======== PROVIDED RECORDS

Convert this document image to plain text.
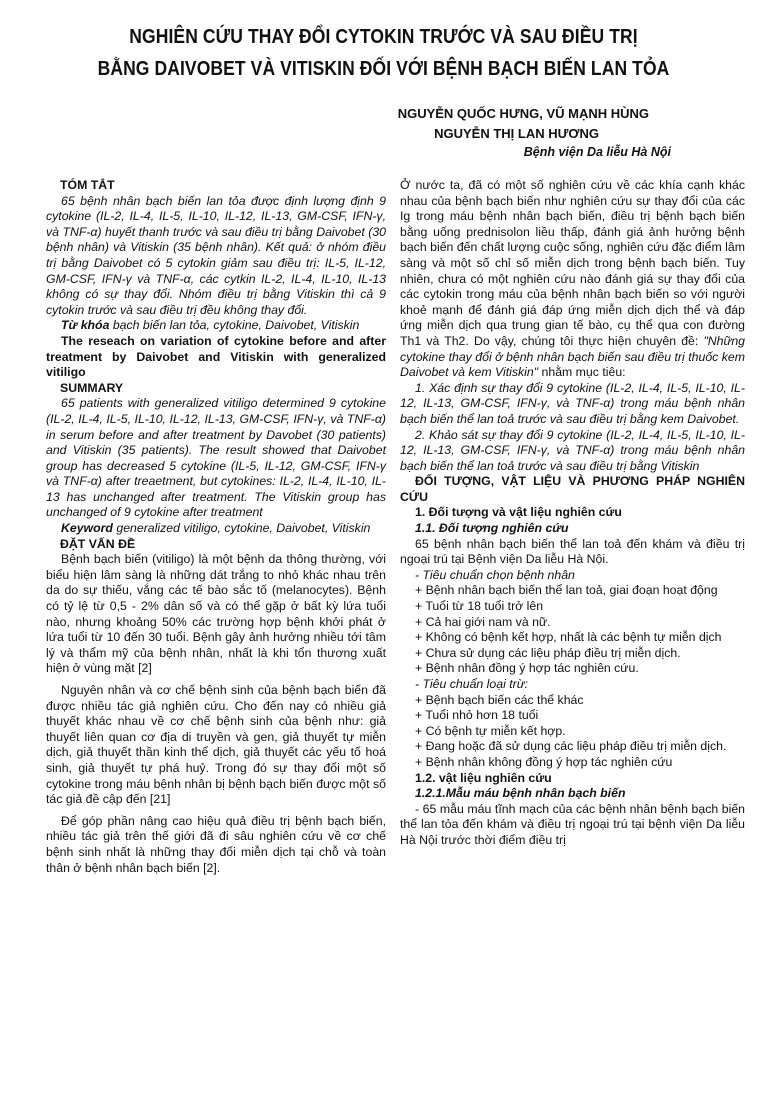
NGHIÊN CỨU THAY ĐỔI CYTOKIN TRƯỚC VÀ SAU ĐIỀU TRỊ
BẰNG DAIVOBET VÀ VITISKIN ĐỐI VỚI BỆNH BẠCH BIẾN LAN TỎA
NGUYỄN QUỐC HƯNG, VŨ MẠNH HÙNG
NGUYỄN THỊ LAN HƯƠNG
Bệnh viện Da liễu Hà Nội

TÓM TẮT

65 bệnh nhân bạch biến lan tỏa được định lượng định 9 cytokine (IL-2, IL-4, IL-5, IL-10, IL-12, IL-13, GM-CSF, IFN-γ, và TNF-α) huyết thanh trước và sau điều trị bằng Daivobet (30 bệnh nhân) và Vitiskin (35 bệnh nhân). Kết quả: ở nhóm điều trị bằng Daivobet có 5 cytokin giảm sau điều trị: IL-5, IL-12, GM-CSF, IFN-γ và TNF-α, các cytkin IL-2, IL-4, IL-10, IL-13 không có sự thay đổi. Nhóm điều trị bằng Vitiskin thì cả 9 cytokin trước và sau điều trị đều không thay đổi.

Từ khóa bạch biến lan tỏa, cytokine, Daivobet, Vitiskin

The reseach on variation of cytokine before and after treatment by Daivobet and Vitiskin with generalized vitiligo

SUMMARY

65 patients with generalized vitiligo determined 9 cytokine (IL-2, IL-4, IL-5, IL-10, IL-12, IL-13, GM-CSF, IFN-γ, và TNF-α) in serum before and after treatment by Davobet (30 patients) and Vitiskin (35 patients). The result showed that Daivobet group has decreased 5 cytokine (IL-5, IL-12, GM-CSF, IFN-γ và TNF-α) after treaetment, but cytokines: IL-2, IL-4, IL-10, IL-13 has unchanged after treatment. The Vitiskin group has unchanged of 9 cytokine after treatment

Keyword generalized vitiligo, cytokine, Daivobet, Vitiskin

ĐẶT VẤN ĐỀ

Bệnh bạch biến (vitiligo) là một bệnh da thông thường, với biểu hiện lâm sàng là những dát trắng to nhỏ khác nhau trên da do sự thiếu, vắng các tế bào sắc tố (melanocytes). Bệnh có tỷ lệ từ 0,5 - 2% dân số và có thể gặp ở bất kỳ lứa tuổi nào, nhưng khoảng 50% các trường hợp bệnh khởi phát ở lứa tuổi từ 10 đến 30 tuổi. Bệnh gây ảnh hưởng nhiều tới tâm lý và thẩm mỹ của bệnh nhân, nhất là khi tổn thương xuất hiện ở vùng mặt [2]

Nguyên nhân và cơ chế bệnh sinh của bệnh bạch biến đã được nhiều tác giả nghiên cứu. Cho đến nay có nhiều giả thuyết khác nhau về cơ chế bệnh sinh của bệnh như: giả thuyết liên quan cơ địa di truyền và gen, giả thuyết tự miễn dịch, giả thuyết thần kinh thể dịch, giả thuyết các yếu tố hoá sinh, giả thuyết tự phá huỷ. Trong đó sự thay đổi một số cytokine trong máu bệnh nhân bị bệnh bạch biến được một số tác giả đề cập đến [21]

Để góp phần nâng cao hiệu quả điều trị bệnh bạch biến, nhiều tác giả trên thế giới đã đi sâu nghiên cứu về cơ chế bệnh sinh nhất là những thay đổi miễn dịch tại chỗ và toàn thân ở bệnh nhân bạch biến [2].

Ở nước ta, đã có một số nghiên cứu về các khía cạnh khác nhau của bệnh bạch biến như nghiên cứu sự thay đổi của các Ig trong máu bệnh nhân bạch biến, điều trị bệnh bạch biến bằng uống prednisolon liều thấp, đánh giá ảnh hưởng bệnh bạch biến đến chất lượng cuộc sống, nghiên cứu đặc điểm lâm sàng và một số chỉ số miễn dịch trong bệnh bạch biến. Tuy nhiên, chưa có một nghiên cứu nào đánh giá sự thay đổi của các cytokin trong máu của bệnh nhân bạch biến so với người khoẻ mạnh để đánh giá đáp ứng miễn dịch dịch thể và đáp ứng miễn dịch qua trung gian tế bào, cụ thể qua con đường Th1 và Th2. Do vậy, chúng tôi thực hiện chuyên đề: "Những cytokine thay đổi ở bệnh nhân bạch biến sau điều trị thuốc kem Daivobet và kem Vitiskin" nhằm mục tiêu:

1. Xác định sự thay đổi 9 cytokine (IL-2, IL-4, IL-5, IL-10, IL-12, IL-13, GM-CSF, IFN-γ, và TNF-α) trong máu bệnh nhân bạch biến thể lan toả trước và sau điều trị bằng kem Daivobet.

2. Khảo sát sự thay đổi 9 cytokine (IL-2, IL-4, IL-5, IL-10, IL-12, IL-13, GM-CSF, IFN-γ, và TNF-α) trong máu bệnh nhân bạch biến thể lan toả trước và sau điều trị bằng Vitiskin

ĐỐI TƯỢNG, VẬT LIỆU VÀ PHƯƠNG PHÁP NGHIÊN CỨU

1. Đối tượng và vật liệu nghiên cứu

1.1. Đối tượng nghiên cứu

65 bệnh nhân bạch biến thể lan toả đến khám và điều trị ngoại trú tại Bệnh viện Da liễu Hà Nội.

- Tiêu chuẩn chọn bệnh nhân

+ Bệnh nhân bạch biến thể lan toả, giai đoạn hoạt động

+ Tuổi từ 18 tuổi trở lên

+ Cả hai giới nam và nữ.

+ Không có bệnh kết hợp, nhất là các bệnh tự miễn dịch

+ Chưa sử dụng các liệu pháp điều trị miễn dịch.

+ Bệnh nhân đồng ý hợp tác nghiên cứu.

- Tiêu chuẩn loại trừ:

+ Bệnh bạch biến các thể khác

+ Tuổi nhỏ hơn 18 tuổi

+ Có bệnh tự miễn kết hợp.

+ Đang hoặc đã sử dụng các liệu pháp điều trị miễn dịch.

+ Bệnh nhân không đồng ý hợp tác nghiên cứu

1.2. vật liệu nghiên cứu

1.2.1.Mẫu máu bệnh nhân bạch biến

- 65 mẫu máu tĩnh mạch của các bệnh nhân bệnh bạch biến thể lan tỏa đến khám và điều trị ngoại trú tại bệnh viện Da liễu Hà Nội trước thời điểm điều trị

================
======== PROVIDED RECORDS

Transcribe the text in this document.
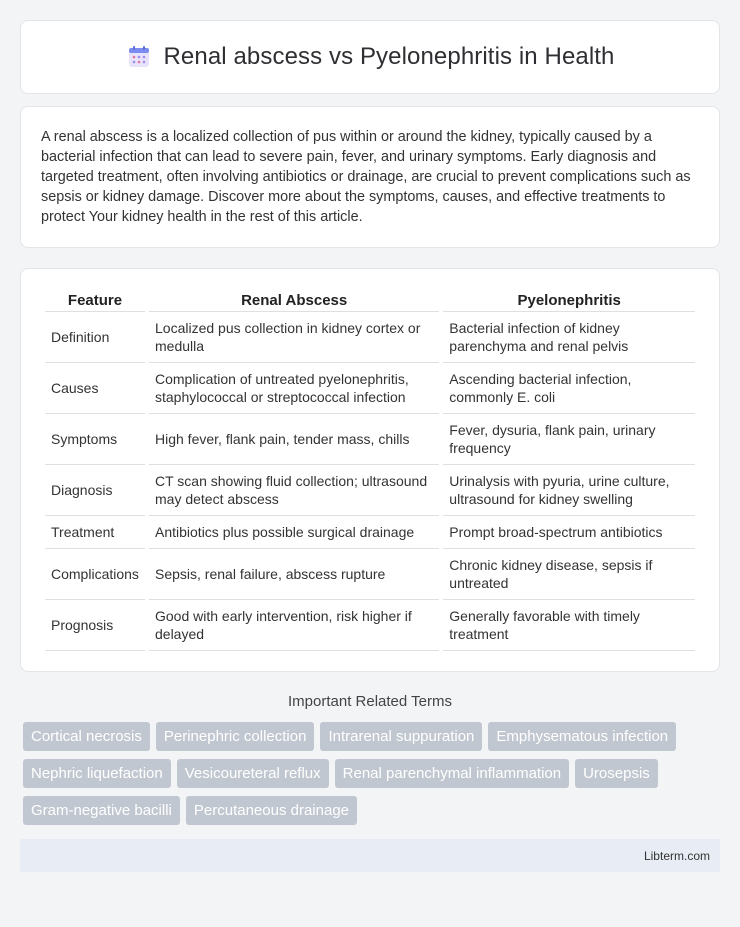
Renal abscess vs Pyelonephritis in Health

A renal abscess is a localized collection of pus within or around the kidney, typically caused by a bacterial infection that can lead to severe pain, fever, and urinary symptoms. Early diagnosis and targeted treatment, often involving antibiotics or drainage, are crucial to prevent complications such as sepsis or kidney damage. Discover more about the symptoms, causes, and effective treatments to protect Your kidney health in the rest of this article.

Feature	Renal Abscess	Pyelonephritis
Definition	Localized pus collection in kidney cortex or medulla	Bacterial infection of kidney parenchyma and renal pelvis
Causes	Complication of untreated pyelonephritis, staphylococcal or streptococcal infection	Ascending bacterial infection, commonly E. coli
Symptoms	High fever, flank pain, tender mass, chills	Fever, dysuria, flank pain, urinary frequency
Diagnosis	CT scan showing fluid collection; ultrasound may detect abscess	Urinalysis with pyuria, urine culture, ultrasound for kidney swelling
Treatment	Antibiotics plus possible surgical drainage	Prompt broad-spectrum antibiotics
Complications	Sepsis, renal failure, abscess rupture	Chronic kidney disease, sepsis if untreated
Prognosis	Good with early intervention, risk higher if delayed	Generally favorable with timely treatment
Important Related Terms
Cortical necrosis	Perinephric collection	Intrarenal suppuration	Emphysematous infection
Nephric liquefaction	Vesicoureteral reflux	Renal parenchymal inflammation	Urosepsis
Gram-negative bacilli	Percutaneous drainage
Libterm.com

================

PROMPT:
If a line in the entries above contains the word "that", count it, and give only the final number.

ANSWER BOX:
2